Your task is to write out the complete listing exactly as it is shown.

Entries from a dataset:
══════════════════════════════

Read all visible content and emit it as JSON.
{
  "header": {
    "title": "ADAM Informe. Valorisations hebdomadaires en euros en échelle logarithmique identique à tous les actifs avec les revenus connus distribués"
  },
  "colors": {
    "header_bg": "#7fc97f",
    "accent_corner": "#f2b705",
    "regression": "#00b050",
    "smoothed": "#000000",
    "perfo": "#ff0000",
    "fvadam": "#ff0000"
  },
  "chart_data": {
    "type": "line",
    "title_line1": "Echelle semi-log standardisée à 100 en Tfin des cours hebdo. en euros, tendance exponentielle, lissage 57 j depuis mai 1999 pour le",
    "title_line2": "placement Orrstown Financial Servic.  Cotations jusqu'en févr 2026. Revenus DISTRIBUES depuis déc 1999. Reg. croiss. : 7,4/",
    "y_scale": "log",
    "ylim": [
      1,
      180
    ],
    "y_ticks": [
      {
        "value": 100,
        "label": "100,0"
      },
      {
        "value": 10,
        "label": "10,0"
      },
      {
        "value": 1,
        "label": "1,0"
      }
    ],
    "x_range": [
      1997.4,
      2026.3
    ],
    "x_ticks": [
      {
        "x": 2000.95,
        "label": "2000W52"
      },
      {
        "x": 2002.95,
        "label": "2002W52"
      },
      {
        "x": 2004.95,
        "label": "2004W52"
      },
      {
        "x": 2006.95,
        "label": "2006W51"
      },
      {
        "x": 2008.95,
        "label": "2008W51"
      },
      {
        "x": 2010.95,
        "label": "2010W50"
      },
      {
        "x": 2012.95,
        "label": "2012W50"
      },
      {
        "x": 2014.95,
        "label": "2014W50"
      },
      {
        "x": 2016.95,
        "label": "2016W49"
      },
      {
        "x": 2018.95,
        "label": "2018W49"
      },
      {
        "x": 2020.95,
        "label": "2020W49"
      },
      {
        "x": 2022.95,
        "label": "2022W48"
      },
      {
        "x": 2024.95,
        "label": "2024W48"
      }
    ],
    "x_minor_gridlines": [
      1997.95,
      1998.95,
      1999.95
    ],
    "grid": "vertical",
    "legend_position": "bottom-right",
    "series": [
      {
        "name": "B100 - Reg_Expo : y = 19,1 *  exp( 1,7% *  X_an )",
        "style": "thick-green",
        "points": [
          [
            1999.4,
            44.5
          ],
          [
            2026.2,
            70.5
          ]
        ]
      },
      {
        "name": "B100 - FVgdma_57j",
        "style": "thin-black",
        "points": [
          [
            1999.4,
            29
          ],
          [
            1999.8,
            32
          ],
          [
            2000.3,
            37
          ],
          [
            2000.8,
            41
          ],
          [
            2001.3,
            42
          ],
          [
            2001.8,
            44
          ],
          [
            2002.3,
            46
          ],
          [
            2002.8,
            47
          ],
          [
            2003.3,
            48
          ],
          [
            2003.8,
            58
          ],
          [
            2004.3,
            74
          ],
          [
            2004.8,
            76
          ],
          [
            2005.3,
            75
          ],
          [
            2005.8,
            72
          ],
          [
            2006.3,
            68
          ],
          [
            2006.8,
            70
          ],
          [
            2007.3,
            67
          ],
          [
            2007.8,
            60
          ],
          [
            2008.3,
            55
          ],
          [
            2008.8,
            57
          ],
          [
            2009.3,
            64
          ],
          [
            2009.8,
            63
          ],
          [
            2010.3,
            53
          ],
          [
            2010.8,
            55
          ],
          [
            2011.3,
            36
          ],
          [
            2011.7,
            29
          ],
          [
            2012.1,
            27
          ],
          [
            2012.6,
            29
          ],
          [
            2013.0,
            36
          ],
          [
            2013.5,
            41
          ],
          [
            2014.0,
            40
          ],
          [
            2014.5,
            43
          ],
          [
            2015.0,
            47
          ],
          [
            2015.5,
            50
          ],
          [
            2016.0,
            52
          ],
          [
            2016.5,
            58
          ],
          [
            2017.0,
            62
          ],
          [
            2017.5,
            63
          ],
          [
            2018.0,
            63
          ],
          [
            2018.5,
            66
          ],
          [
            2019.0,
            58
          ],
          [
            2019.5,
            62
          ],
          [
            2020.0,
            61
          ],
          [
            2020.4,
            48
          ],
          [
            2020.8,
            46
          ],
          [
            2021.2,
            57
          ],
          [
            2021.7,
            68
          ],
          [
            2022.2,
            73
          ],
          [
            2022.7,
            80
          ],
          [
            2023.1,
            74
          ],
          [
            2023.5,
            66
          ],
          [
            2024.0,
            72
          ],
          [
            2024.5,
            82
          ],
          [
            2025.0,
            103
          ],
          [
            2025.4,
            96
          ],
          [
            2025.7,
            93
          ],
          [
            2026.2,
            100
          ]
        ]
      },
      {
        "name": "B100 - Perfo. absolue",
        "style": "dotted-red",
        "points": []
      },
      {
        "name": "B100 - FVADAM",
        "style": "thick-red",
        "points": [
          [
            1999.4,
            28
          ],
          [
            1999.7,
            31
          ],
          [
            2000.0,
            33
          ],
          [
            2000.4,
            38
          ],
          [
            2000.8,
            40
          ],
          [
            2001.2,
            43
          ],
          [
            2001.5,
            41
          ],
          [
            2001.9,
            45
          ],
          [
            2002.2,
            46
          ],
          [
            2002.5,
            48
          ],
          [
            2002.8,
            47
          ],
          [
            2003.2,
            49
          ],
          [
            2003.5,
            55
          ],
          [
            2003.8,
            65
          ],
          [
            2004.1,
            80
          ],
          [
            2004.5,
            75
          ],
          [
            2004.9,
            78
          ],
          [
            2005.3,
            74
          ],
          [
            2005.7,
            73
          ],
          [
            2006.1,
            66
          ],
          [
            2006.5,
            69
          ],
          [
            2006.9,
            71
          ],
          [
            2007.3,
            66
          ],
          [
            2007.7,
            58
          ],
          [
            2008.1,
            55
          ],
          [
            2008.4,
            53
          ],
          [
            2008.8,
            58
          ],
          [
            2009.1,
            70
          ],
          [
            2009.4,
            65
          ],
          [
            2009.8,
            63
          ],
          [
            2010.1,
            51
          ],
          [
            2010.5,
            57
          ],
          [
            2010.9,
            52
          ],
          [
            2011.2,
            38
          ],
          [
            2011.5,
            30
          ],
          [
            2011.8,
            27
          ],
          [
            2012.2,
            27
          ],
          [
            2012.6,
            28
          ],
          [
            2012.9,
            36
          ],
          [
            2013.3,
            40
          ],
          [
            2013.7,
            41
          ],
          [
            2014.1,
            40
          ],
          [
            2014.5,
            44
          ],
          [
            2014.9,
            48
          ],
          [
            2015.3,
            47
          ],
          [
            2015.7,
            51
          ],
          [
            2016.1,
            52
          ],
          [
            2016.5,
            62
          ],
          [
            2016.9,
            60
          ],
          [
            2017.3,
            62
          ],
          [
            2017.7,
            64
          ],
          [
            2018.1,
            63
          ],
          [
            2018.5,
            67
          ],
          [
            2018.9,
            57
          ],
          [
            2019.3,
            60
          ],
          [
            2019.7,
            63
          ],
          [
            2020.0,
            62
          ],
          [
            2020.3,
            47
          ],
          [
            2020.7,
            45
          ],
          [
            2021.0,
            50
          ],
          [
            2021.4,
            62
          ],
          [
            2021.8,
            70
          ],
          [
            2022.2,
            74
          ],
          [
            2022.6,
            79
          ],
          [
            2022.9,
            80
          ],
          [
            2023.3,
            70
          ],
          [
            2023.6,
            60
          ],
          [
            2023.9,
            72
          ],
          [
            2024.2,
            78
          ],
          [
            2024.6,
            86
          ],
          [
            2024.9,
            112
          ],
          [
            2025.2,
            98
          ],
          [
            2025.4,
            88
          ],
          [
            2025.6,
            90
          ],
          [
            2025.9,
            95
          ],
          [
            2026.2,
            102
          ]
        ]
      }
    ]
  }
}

══════════════════════════════

Answer to the task:
Read all visible content and emit it as JSON.
{
  "header": {
    "title": "ADAM Informe. Valorisations hebdomadaires en euros en échelle logarithmique identique à tous les actifs avec les revenus connus distribués"
  },
  "colors": {
    "header_bg": "#7fc97f",
    "accent_corner": "#f2b705",
    "regression": "#00b050",
    "smoothed": "#000000",
    "perfo": "#ff0000",
    "fvadam": "#ff0000"
  },
  "chart_data": {
    "type": "line",
    "title_line1": "Echelle semi-log standardisée à 100 en Tfin des cours hebdo. en euros, tendance exponentielle, lissage 57 j depuis mai 1999 pour le",
    "title_line2": "placement Orrstown Financial Servic.  Cotations jusqu'en févr 2026. Revenus DISTRIBUES depuis déc 1999. Reg. croiss. : 7,4/",
    "y_scale": "log",
    "ylim": [
      1,
      180
    ],
    "y_ticks": [
      {
        "value": 100,
        "label": "100,0"
      },
      {
        "value": 10,
        "label": "10,0"
      },
      {
        "value": 1,
        "label": "1,0"
      }
    ],
    "x_range": [
      1997.4,
      2026.3
    ],
    "x_ticks": [
      {
        "x": 2000.95,
        "label": "2000W52"
      },
      {
        "x": 2002.95,
        "label": "2002W52"
      },
      {
        "x": 2004.95,
        "label": "2004W52"
      },
      {
        "x": 2006.95,
        "label": "2006W51"
      },
      {
        "x": 2008.95,
        "label": "2008W51"
      },
      {
        "x": 2010.95,
        "label": "2010W50"
      },
      {
        "x": 2012.95,
        "label": "2012W50"
      },
      {
        "x": 2014.95,
        "label": "2014W50"
      },
      {
        "x": 2016.95,
        "label": "2016W49"
      },
      {
        "x": 2018.95,
        "label": "2018W49"
      },
      {
        "x": 2020.95,
        "label": "2020W49"
      },
      {
        "x": 2022.95,
        "label": "2022W48"
      },
      {
        "x": 2024.95,
        "label": "2024W48"
      }
    ],
    "x_minor_gridlines": [
      1997.95,
      1998.95,
      1999.95
    ],
    "grid": "vertical",
    "legend_position": "bottom-right",
    "series": [
      {
        "name": "B100 - Reg_Expo : y = 19,1 *  exp( 1,7% *  X_an )",
        "style": "thick-green",
        "points": [
          [
            1999.4,
            44.5
          ],
          [
            2026.2,
            70.5
          ]
        ]
      },
      {
        "name": "B100 - FVgdma_57j",
        "style": "thin-black",
        "points": [
          [
            1999.4,
            29
          ],
          [
            1999.8,
            32
          ],
          [
            2000.3,
            37
          ],
          [
            2000.8,
            41
          ],
          [
            2001.3,
            42
          ],
          [
            2001.8,
            44
          ],
          [
            2002.3,
            46
          ],
          [
            2002.8,
            47
          ],
          [
            2003.3,
            48
          ],
          [
            2003.8,
            58
          ],
          [
            2004.3,
            74
          ],
          [
            2004.8,
            76
          ],
          [
            2005.3,
            75
          ],
          [
            2005.8,
            72
          ],
          [
            2006.3,
            68
          ],
          [
            2006.8,
            70
          ],
          [
            2007.3,
            67
          ],
          [
            2007.8,
            60
          ],
          [
            2008.3,
            55
          ],
          [
            2008.8,
            57
          ],
          [
            2009.3,
            64
          ],
          [
            2009.8,
            63
          ],
          [
            2010.3,
            53
          ],
          [
            2010.8,
            55
          ],
          [
            2011.3,
            36
          ],
          [
            2011.7,
            29
          ],
          [
            2012.1,
            27
          ],
          [
            2012.6,
            29
          ],
          [
            2013.0,
            36
          ],
          [
            2013.5,
            41
          ],
          [
            2014.0,
            40
          ],
          [
            2014.5,
            43
          ],
          [
            2015.0,
            47
          ],
          [
            2015.5,
            50
          ],
          [
            2016.0,
            52
          ],
          [
            2016.5,
            58
          ],
          [
            2017.0,
            62
          ],
          [
            2017.5,
            63
          ],
          [
            2018.0,
            63
          ],
          [
            2018.5,
            66
          ],
          [
            2019.0,
            58
          ],
          [
            2019.5,
            62
          ],
          [
            2020.0,
            61
          ],
          [
            2020.4,
            48
          ],
          [
            2020.8,
            46
          ],
          [
            2021.2,
            57
          ],
          [
            2021.7,
            68
          ],
          [
            2022.2,
            73
          ],
          [
            2022.7,
            80
          ],
          [
            2023.1,
            74
          ],
          [
            2023.5,
            66
          ],
          [
            2024.0,
            72
          ],
          [
            2024.5,
            82
          ],
          [
            2025.0,
            103
          ],
          [
            2025.4,
            96
          ],
          [
            2025.7,
            93
          ],
          [
            2026.2,
            100
          ]
        ]
      },
      {
        "name": "B100 - Perfo. absolue",
        "style": "dotted-red",
        "points": []
      },
      {
        "name": "B100 - FVADAM",
        "style": "thick-red",
        "points": [
          [
            1999.4,
            28
          ],
          [
            1999.7,
            31
          ],
          [
            2000.0,
            33
          ],
          [
            2000.4,
            38
          ],
          [
            2000.8,
            40
          ],
          [
            2001.2,
            43
          ],
          [
            2001.5,
            41
          ],
          [
            2001.9,
            45
          ],
          [
            2002.2,
            46
          ],
          [
            2002.5,
            48
          ],
          [
            2002.8,
            47
          ],
          [
            2003.2,
            49
          ],
          [
            2003.5,
            55
          ],
          [
            2003.8,
            65
          ],
          [
            2004.1,
            80
          ],
          [
            2004.5,
            75
          ],
          [
            2004.9,
            78
          ],
          [
            2005.3,
            74
          ],
          [
            2005.7,
            73
          ],
          [
            2006.1,
            66
          ],
          [
            2006.5,
            69
          ],
          [
            2006.9,
            71
          ],
          [
            2007.3,
            66
          ],
          [
            2007.7,
            58
          ],
          [
            2008.1,
            55
          ],
          [
            2008.4,
            53
          ],
          [
            2008.8,
            58
          ],
          [
            2009.1,
            70
          ],
          [
            2009.4,
            65
          ],
          [
            2009.8,
            63
          ],
          [
            2010.1,
            51
          ],
          [
            2010.5,
            57
          ],
          [
            2010.9,
            52
          ],
          [
            2011.2,
            38
          ],
          [
            2011.5,
            30
          ],
          [
            2011.8,
            27
          ],
          [
            2012.2,
            27
          ],
          [
            2012.6,
            28
          ],
          [
            2012.9,
            36
          ],
          [
            2013.3,
            40
          ],
          [
            2013.7,
            41
          ],
          [
            2014.1,
            40
          ],
          [
            2014.5,
            44
          ],
          [
            2014.9,
            48
          ],
          [
            2015.3,
            47
          ],
          [
            2015.7,
            51
          ],
          [
            2016.1,
            52
          ],
          [
            2016.5,
            62
          ],
          [
            2016.9,
            60
          ],
          [
            2017.3,
            62
          ],
          [
            2017.7,
            64
          ],
          [
            2018.1,
            63
          ],
          [
            2018.5,
            67
          ],
          [
            2018.9,
            57
          ],
          [
            2019.3,
            60
          ],
          [
            2019.7,
            63
          ],
          [
            2020.0,
            62
          ],
          [
            2020.3,
            47
          ],
          [
            2020.7,
            45
          ],
          [
            2021.0,
            50
          ],
          [
            2021.4,
            62
          ],
          [
            2021.8,
            70
          ],
          [
            2022.2,
            74
          ],
          [
            2022.6,
            79
          ],
          [
            2022.9,
            80
          ],
          [
            2023.3,
            70
          ],
          [
            2023.6,
            60
          ],
          [
            2023.9,
            72
          ],
          [
            2024.2,
            78
          ],
          [
            2024.6,
            86
          ],
          [
            2024.9,
            112
          ],
          [
            2025.2,
            98
          ],
          [
            2025.4,
            88
          ],
          [
            2025.6,
            90
          ],
          [
            2025.9,
            95
          ],
          [
            2026.2,
            102
          ]
        ]
      }
    ]
  }
}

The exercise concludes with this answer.